### GIVEN EXERCISE
Copy out exactly the lines running from the one with "Read all visible content and emit it as JSON." through the final line, both ends included, and nothing else. Pictures stay out of the copy.

[Data entries]

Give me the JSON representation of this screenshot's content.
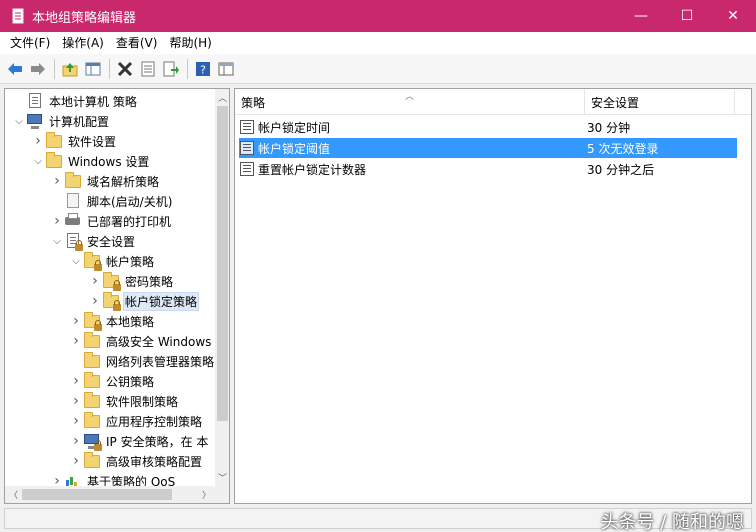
{
  "window": {
    "title": "本地组策略编辑器",
    "minimize_glyph": "—",
    "maximize_glyph": "☐",
    "close_glyph": "✕"
  },
  "menu": [
    {
      "label": "文件(F)"
    },
    {
      "label": "操作(A)"
    },
    {
      "label": "查看(V)"
    },
    {
      "label": "帮助(H)"
    }
  ],
  "toolbar": {
    "icons": [
      "back-arrow-icon",
      "forward-arrow-icon",
      "up-folder-icon",
      "show-hide-tree-icon",
      "delete-icon",
      "properties-icon",
      "export-list-icon",
      "help-icon",
      "console-view-icon"
    ]
  },
  "tree": {
    "items": [
      {
        "label": "本地计算机 策略",
        "level": 0,
        "expander": "",
        "icon": "policy-document-icon"
      },
      {
        "label": "计算机配置",
        "level": 0,
        "expander": "open",
        "icon": "computer-icon"
      },
      {
        "label": "软件设置",
        "level": 1,
        "expander": "closed",
        "icon": "folder-icon"
      },
      {
        "label": "Windows 设置",
        "level": 1,
        "expander": "open",
        "icon": "folder-icon"
      },
      {
        "label": "域名解析策略",
        "level": 2,
        "expander": "closed",
        "icon": "folder-icon"
      },
      {
        "label": "脚本(启动/关机)",
        "level": 2,
        "expander": "",
        "icon": "script-icon"
      },
      {
        "label": "已部署的打印机",
        "level": 2,
        "expander": "closed",
        "icon": "printer-icon"
      },
      {
        "label": "安全设置",
        "level": 2,
        "expander": "open",
        "icon": "security-icon"
      },
      {
        "label": "帐户策略",
        "level": 3,
        "expander": "open",
        "icon": "locked-folder-icon"
      },
      {
        "label": "密码策略",
        "level": 4,
        "expander": "closed",
        "icon": "locked-folder-icon"
      },
      {
        "label": "帐户锁定策略",
        "level": 4,
        "expander": "closed",
        "icon": "locked-folder-icon",
        "selected": true
      },
      {
        "label": "本地策略",
        "level": 3,
        "expander": "closed",
        "icon": "locked-folder-icon"
      },
      {
        "label": "高级安全 Windows",
        "level": 3,
        "expander": "closed",
        "icon": "folder-icon"
      },
      {
        "label": "网络列表管理器策略",
        "level": 3,
        "expander": "",
        "icon": "folder-icon"
      },
      {
        "label": "公钥策略",
        "level": 3,
        "expander": "closed",
        "icon": "folder-icon"
      },
      {
        "label": "软件限制策略",
        "level": 3,
        "expander": "closed",
        "icon": "folder-icon"
      },
      {
        "label": "应用程序控制策略",
        "level": 3,
        "expander": "closed",
        "icon": "folder-icon"
      },
      {
        "label": "IP 安全策略，在 本",
        "level": 3,
        "expander": "closed",
        "icon": "ip-security-icon"
      },
      {
        "label": "高级审核策略配置",
        "level": 3,
        "expander": "closed",
        "icon": "folder-icon"
      },
      {
        "label": "基于策略的 QoS",
        "level": 2,
        "expander": "closed",
        "icon": "chart-icon"
      }
    ],
    "scroll_up_glyph": "︿",
    "scroll_down_glyph": "﹀",
    "scroll_left_glyph": "〈",
    "scroll_right_glyph": "〉"
  },
  "list": {
    "columns": [
      {
        "label": "策略"
      },
      {
        "label": "安全设置"
      }
    ],
    "sort_glyph": "︿",
    "rows": [
      {
        "name": "帐户锁定时间",
        "value": "30 分钟"
      },
      {
        "name": "帐户锁定阈值",
        "value": "5 次无效登录",
        "selected": true
      },
      {
        "name": "重置帐户锁定计数器",
        "value": "30 分钟之后"
      }
    ]
  },
  "watermark": "头条号 / 随和的嗯",
  "colors": {
    "titlebar": "#c9286d",
    "selection": "#3399ff"
  }
}
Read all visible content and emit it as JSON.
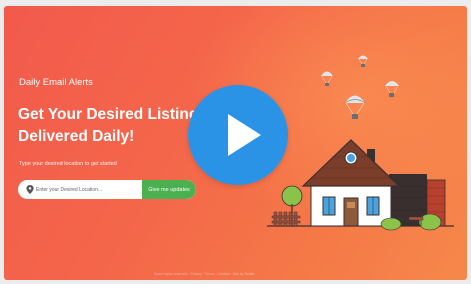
{
  "hero": {
    "eyebrow": "Daily Email Alerts",
    "headline_line1": "Get Your Desired Listings",
    "headline_line2": "Delivered Daily!",
    "hint": "Type your desired location to get started"
  },
  "search": {
    "placeholder": "Enter your Desired Location...",
    "button_label": "Give me updates"
  },
  "footer": {
    "text": "Some rights reserved · Privacy · Terms · Contact · Site by Tectite"
  },
  "video": {
    "play_icon": "play-icon"
  },
  "colors": {
    "background_start": "#f25a4c",
    "background_end": "#f6884b",
    "accent_green": "#4caf50",
    "play_blue": "#2b93e6",
    "house_wall": "#ffffff",
    "roof": "#7a3e2b",
    "chimney": "#3a2f2f"
  }
}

### RESULT FOR THIS EXERCISE
Read all visible content and emit it as JSON.
{
  "hero": {
    "eyebrow": "Daily Email Alerts",
    "headline_line1": "Get Your Desired Listings",
    "headline_line2": "Delivered Daily!",
    "hint": "Type your desired location to get started"
  },
  "search": {
    "placeholder": "Enter your Desired Location...",
    "button_label": "Give me updates"
  },
  "footer": {
    "text": "Some rights reserved · Privacy · Terms · Contact · Site by Tectite"
  },
  "video": {
    "play_icon": "play-icon"
  },
  "colors": {
    "background_start": "#f25a4c",
    "background_end": "#f6884b",
    "accent_green": "#4caf50",
    "play_blue": "#2b93e6",
    "house_wall": "#ffffff",
    "roof": "#7a3e2b",
    "chimney": "#3a2f2f"
  }
}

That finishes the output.